=== Problem ===
Reproduce every entry exactly as shown.

=== Dataset records ===
==========

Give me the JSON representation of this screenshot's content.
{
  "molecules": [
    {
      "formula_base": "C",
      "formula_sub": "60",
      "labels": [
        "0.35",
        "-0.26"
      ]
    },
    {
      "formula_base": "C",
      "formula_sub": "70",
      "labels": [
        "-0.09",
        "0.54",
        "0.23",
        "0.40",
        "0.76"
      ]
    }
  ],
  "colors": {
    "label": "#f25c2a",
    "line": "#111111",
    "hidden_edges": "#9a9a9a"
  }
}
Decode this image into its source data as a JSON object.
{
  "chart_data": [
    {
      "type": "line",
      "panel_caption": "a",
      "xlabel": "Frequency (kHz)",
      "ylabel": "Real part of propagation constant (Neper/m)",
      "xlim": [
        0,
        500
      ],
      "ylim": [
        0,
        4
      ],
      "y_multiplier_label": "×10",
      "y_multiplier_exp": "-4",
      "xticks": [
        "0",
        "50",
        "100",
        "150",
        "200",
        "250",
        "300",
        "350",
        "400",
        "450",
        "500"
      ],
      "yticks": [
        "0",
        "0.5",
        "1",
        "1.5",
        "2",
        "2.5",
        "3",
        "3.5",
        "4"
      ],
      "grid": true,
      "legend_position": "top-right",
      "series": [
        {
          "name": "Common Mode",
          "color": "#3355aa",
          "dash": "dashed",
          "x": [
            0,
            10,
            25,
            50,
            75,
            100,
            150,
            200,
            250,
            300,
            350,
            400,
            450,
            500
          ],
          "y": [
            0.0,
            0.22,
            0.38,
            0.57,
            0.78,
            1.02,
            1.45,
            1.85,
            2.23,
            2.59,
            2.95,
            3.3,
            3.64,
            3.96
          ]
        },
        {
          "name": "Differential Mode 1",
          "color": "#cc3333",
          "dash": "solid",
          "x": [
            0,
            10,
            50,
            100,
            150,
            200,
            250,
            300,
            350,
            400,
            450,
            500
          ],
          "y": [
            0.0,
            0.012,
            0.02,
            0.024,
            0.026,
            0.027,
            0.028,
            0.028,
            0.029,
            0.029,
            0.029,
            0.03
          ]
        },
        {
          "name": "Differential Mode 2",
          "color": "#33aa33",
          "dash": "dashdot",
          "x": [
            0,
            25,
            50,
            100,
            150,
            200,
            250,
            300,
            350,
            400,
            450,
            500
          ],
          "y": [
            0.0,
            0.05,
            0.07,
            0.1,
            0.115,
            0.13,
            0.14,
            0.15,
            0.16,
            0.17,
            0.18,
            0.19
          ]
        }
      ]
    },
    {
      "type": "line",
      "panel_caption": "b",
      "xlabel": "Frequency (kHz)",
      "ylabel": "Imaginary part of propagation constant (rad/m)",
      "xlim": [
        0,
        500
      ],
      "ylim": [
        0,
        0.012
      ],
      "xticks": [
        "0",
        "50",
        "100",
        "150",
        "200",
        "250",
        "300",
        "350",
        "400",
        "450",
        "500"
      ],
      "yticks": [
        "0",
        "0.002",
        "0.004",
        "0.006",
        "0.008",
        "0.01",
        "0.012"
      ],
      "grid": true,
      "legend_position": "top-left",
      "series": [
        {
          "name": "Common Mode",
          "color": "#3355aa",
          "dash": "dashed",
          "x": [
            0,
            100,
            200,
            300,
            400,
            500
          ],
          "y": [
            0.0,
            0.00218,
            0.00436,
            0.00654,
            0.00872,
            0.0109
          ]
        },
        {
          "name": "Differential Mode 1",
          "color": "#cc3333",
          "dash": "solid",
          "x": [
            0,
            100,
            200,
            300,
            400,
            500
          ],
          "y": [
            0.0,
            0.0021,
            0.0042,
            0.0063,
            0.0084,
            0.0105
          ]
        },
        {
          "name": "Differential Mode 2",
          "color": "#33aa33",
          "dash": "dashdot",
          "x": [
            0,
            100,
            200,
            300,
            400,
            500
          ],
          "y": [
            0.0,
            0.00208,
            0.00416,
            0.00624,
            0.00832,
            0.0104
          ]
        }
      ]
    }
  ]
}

==========

=== Exercise answer ===
Give me the JSON representation of this screenshot's content.
{
  "molecules": [
    {
      "formula_base": "C",
      "formula_sub": "60",
      "labels": [
        "0.35",
        "-0.26"
      ]
    },
    {
      "formula_base": "C",
      "formula_sub": "70",
      "labels": [
        "-0.09",
        "0.54",
        "0.23",
        "0.40",
        "0.76"
      ]
    }
  ],
  "colors": {
    "label": "#f25c2a",
    "line": "#111111",
    "hidden_edges": "#9a9a9a"
  }
}
Decode this image into its source data as a JSON object.
{
  "chart_data": [
    {
      "type": "line",
      "panel_caption": "a",
      "xlabel": "Frequency (kHz)",
      "ylabel": "Real part of propagation constant (Neper/m)",
      "xlim": [
        0,
        500
      ],
      "ylim": [
        0,
        4
      ],
      "y_multiplier_label": "×10",
      "y_multiplier_exp": "-4",
      "xticks": [
        "0",
        "50",
        "100",
        "150",
        "200",
        "250",
        "300",
        "350",
        "400",
        "450",
        "500"
      ],
      "yticks": [
        "0",
        "0.5",
        "1",
        "1.5",
        "2",
        "2.5",
        "3",
        "3.5",
        "4"
      ],
      "grid": true,
      "legend_position": "top-right",
      "series": [
        {
          "name": "Common Mode",
          "color": "#3355aa",
          "dash": "dashed",
          "x": [
            0,
            10,
            25,
            50,
            75,
            100,
            150,
            200,
            250,
            300,
            350,
            400,
            450,
            500
          ],
          "y": [
            0.0,
            0.22,
            0.38,
            0.57,
            0.78,
            1.02,
            1.45,
            1.85,
            2.23,
            2.59,
            2.95,
            3.3,
            3.64,
            3.96
          ]
        },
        {
          "name": "Differential Mode 1",
          "color": "#cc3333",
          "dash": "solid",
          "x": [
            0,
            10,
            50,
            100,
            150,
            200,
            250,
            300,
            350,
            400,
            450,
            500
          ],
          "y": [
            0.0,
            0.012,
            0.02,
            0.024,
            0.026,
            0.027,
            0.028,
            0.028,
            0.029,
            0.029,
            0.029,
            0.03
          ]
        },
        {
          "name": "Differential Mode 2",
          "color": "#33aa33",
          "dash": "dashdot",
          "x": [
            0,
            25,
            50,
            100,
            150,
            200,
            250,
            300,
            350,
            400,
            450,
            500
          ],
          "y": [
            0.0,
            0.05,
            0.07,
            0.1,
            0.115,
            0.13,
            0.14,
            0.15,
            0.16,
            0.17,
            0.18,
            0.19
          ]
        }
      ]
    },
    {
      "type": "line",
      "panel_caption": "b",
      "xlabel": "Frequency (kHz)",
      "ylabel": "Imaginary part of propagation constant (rad/m)",
      "xlim": [
        0,
        500
      ],
      "ylim": [
        0,
        0.012
      ],
      "xticks": [
        "0",
        "50",
        "100",
        "150",
        "200",
        "250",
        "300",
        "350",
        "400",
        "450",
        "500"
      ],
      "yticks": [
        "0",
        "0.002",
        "0.004",
        "0.006",
        "0.008",
        "0.01",
        "0.012"
      ],
      "grid": true,
      "legend_position": "top-left",
      "series": [
        {
          "name": "Common Mode",
          "color": "#3355aa",
          "dash": "dashed",
          "x": [
            0,
            100,
            200,
            300,
            400,
            500
          ],
          "y": [
            0.0,
            0.00218,
            0.00436,
            0.00654,
            0.00872,
            0.0109
          ]
        },
        {
          "name": "Differential Mode 1",
          "color": "#cc3333",
          "dash": "solid",
          "x": [
            0,
            100,
            200,
            300,
            400,
            500
          ],
          "y": [
            0.0,
            0.0021,
            0.0042,
            0.0063,
            0.0084,
            0.0105
          ]
        },
        {
          "name": "Differential Mode 2",
          "color": "#33aa33",
          "dash": "dashdot",
          "x": [
            0,
            100,
            200,
            300,
            400,
            500
          ],
          "y": [
            0.0,
            0.00208,
            0.00416,
            0.00624,
            0.00832,
            0.0104
          ]
        }
      ]
    }
  ]
}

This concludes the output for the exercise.